Data records
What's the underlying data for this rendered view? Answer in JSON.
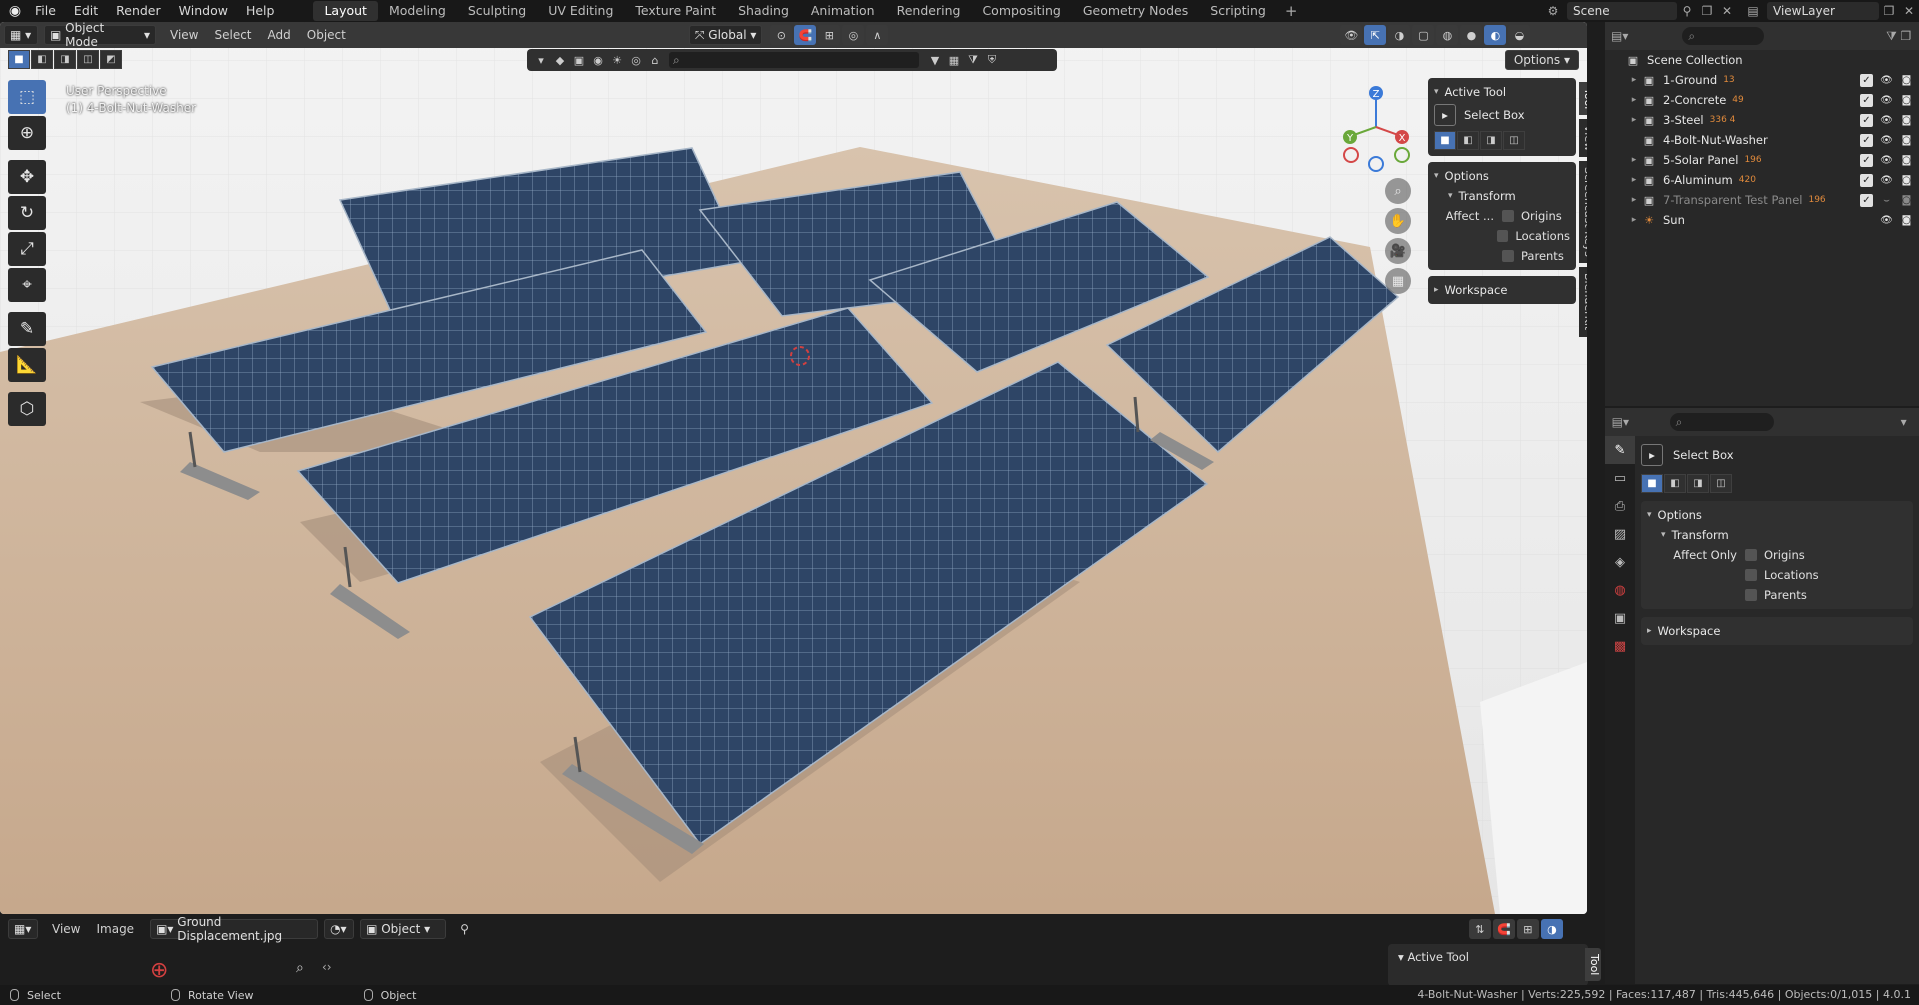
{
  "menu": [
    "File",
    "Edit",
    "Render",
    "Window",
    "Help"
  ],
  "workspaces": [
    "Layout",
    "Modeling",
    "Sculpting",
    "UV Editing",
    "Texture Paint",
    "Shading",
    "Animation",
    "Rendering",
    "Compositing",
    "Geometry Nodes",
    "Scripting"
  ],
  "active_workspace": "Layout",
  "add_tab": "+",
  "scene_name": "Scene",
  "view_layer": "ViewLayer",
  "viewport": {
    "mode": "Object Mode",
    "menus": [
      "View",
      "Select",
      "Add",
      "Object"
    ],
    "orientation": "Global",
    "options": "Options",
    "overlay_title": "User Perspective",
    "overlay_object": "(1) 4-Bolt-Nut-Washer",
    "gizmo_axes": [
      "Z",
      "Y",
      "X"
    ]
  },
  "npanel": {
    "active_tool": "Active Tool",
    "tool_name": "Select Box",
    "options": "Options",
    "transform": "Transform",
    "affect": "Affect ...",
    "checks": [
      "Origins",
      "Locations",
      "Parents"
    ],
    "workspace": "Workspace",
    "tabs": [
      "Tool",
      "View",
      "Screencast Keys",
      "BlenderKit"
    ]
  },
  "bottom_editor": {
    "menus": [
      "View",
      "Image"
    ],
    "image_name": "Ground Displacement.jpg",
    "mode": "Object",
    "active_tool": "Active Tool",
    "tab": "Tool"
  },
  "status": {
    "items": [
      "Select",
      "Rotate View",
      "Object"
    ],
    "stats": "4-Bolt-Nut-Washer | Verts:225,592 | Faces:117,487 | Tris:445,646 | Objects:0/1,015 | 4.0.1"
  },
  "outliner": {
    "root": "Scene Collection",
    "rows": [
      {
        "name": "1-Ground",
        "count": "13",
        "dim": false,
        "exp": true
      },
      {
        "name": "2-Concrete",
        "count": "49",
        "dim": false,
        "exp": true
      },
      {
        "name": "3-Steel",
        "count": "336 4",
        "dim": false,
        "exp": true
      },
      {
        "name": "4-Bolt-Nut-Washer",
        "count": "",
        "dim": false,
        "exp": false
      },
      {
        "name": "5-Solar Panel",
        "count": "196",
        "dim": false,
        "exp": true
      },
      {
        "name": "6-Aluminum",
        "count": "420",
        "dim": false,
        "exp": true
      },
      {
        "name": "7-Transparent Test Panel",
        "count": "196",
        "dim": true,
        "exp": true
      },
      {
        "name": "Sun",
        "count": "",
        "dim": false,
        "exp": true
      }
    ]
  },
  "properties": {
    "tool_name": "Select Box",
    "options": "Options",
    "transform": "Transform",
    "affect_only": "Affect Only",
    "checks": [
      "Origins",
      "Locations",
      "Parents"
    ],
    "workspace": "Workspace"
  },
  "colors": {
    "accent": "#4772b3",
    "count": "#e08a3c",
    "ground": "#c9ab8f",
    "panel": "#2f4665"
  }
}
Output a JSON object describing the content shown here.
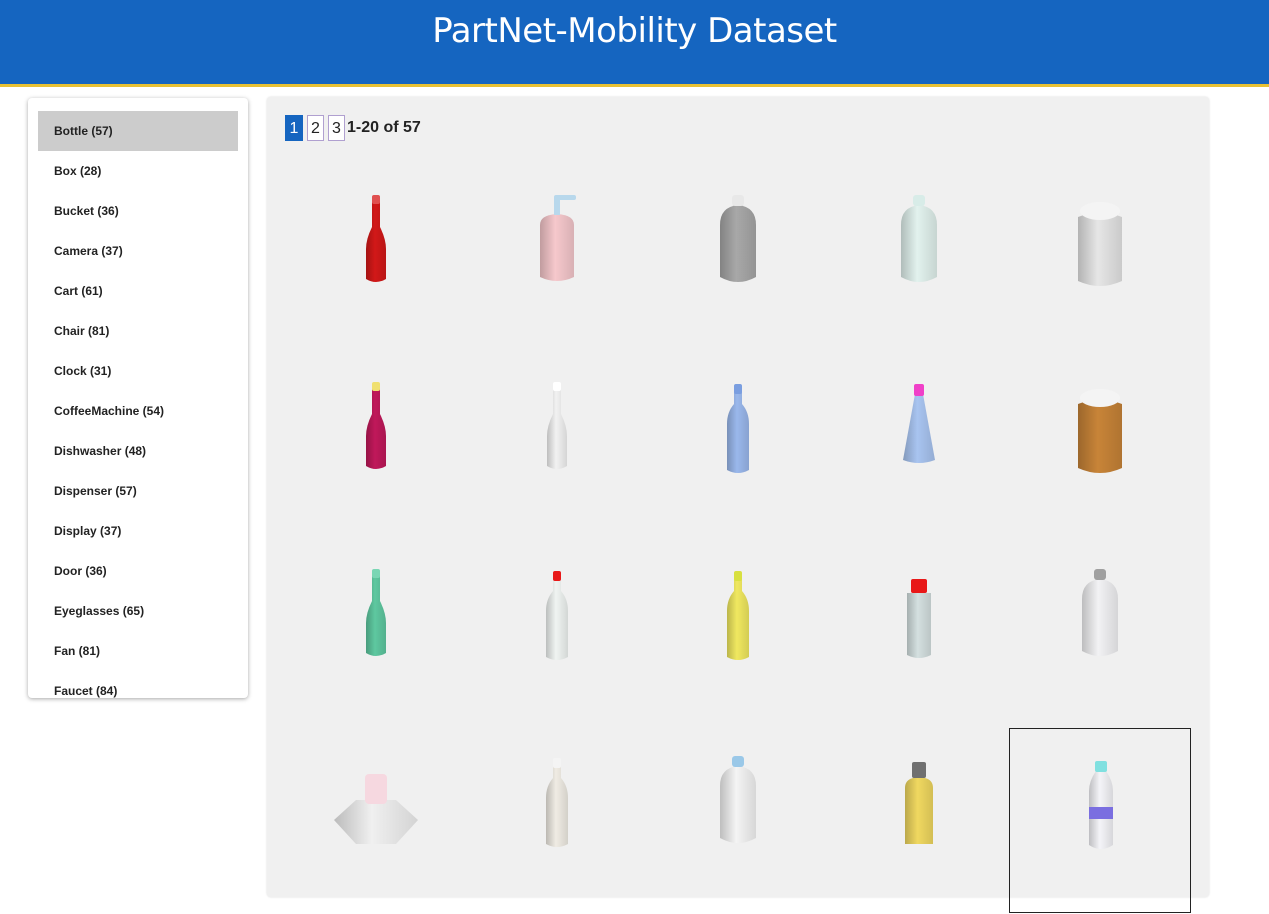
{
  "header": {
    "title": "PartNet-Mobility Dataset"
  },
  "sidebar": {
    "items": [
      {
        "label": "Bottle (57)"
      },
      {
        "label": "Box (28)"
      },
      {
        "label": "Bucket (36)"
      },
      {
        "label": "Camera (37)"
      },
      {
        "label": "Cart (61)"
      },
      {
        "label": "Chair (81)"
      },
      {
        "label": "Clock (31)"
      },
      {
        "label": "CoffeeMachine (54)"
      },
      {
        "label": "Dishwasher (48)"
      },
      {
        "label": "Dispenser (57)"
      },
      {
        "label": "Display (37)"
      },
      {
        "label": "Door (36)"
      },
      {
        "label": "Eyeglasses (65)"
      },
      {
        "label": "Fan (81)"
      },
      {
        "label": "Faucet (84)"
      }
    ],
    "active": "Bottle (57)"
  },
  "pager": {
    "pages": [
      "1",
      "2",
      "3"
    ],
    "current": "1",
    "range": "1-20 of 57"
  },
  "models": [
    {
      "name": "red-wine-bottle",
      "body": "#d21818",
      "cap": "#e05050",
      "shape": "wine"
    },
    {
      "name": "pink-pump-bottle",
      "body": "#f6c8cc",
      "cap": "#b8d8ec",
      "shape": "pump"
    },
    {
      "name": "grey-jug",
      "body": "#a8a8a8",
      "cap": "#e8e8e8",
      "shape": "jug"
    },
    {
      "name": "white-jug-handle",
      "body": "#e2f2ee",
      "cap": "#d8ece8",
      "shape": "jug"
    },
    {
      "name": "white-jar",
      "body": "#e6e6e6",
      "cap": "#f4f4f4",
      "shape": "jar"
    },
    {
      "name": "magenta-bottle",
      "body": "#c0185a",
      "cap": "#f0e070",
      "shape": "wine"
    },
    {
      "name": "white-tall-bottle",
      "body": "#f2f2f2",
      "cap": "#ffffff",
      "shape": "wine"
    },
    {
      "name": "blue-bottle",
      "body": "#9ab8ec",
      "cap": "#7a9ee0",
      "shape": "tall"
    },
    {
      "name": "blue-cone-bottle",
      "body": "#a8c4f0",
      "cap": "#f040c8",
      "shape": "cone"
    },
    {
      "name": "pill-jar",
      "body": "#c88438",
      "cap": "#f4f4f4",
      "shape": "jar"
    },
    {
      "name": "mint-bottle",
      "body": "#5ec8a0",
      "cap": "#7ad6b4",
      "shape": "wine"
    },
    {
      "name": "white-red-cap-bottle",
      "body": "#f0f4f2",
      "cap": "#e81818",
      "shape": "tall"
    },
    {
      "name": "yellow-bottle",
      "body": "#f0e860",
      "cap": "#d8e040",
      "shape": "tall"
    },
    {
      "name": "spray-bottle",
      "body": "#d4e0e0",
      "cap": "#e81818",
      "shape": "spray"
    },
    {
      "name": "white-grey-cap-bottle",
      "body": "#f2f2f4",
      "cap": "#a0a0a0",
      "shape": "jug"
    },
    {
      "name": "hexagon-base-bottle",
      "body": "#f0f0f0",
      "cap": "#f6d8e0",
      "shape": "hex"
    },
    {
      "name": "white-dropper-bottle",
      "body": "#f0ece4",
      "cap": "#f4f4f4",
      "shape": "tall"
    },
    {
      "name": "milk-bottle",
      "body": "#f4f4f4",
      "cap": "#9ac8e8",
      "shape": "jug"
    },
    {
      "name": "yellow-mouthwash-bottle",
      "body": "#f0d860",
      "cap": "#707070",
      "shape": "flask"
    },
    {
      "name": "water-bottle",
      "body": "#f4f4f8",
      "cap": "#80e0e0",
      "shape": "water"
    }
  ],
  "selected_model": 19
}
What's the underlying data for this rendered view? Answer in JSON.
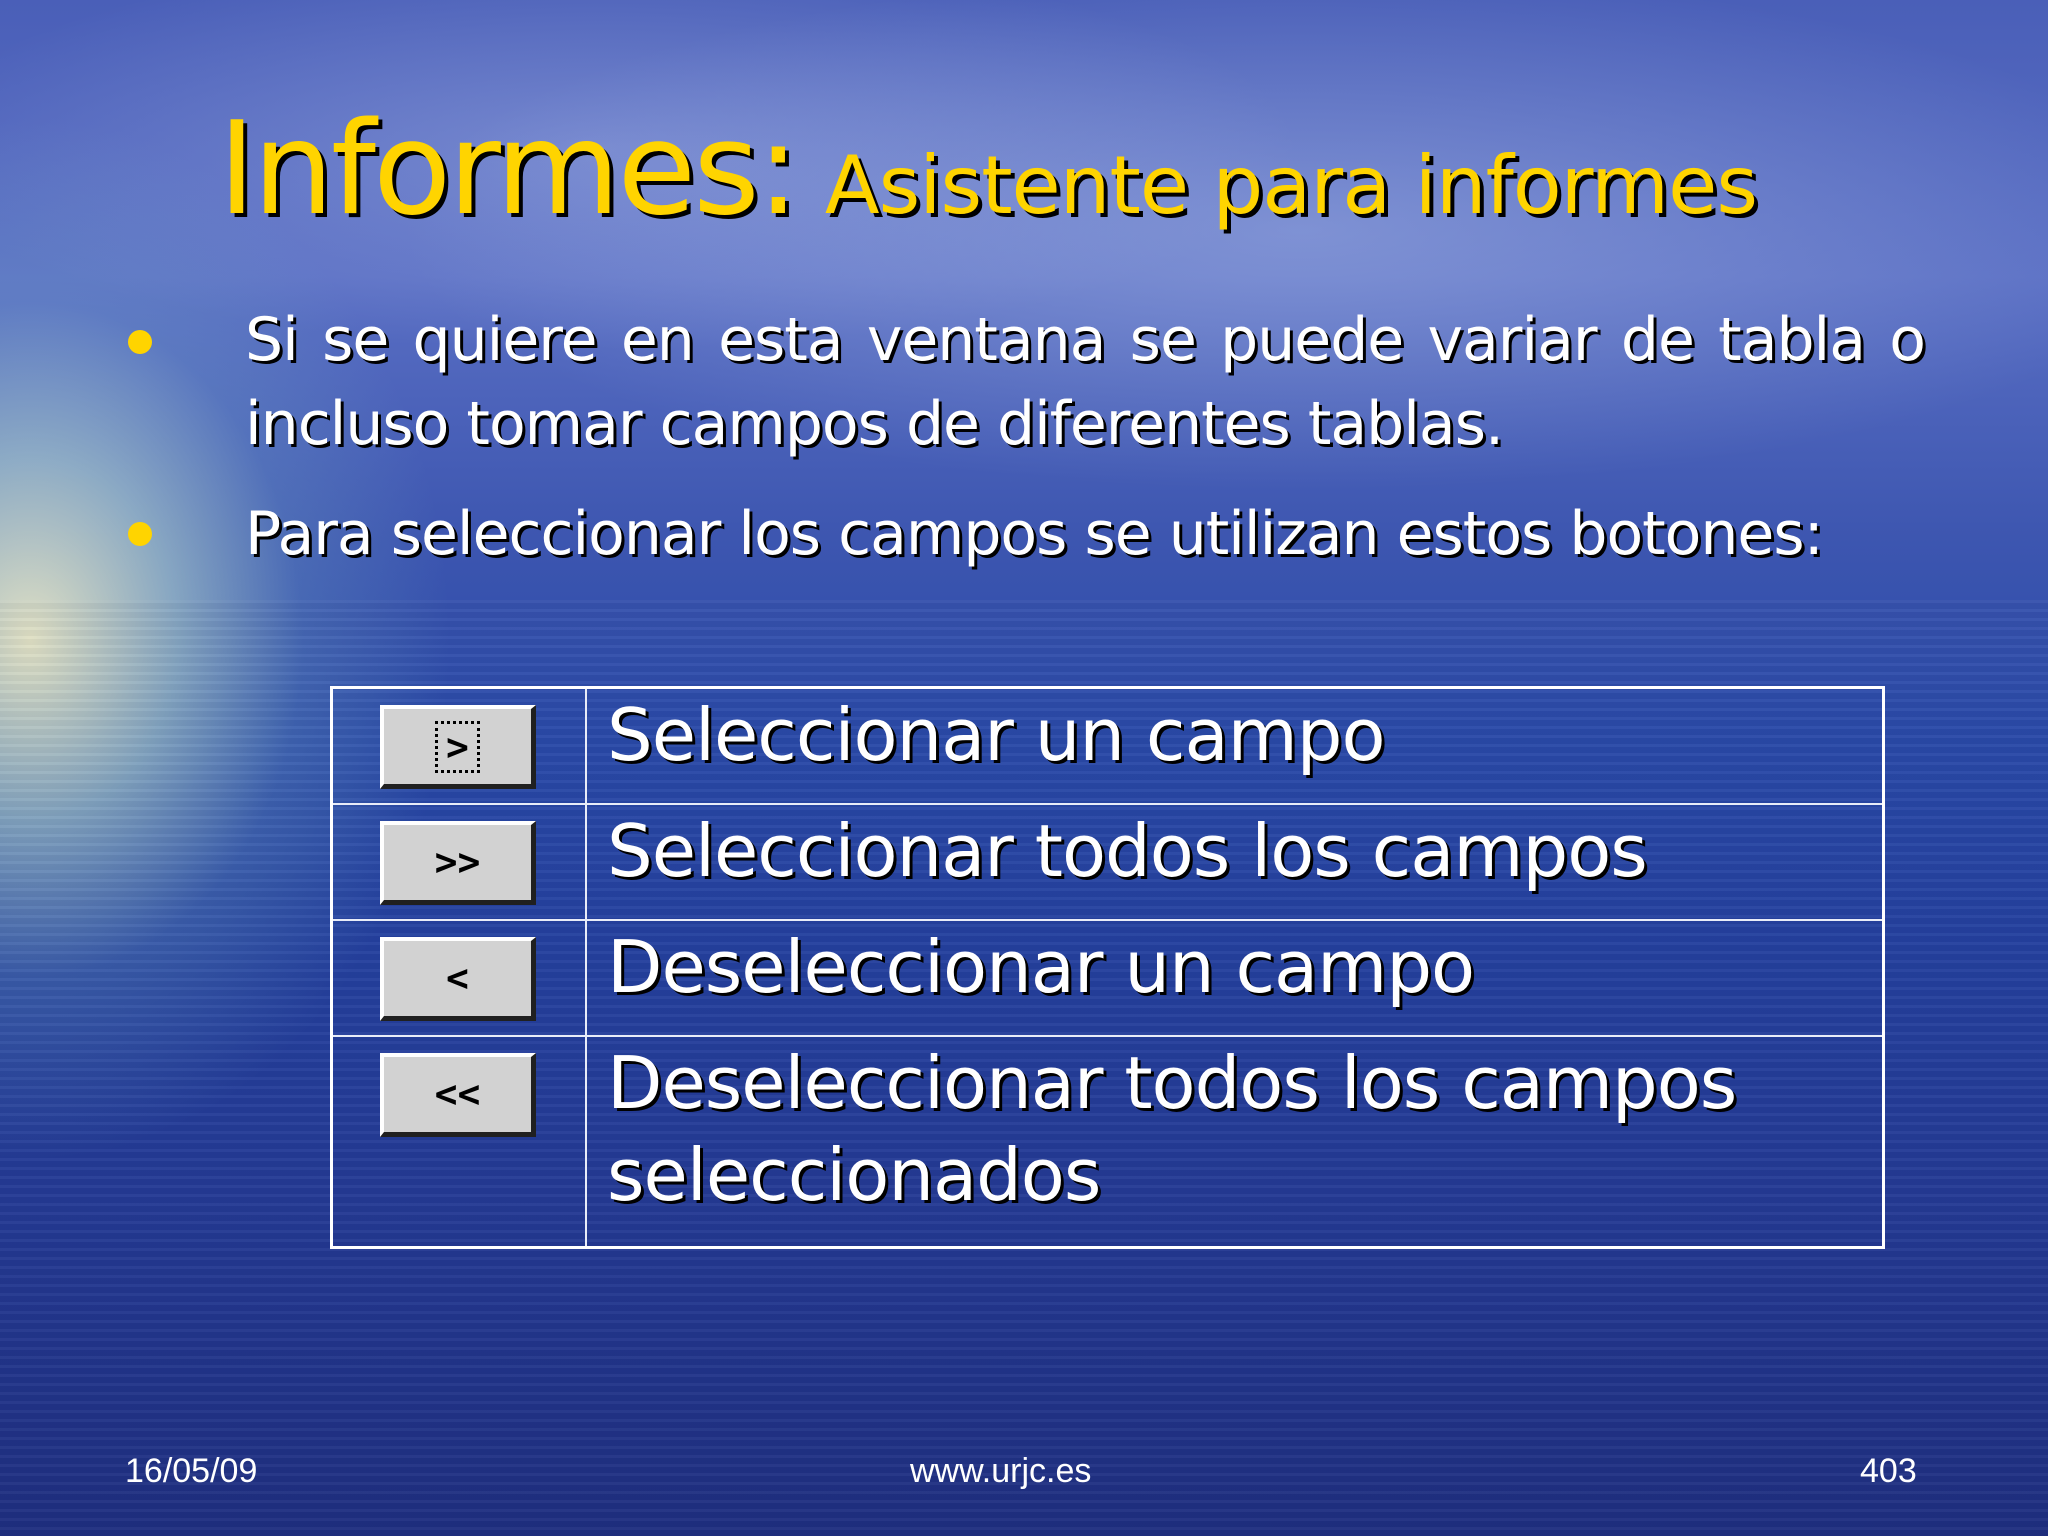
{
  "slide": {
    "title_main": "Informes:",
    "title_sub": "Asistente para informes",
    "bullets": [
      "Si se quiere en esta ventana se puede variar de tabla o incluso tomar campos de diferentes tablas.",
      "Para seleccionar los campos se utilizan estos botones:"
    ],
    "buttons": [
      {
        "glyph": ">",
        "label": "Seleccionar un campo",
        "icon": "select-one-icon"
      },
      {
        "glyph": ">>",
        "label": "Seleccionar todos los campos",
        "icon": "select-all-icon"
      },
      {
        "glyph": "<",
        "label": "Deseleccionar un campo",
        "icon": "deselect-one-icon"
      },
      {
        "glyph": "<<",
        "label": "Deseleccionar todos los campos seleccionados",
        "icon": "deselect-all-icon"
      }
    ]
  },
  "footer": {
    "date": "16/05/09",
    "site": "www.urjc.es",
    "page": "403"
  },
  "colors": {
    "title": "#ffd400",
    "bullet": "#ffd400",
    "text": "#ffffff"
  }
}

Aim of the task: Give the number of lines where the string "grey" occurs, without any further text.

Written answer: 2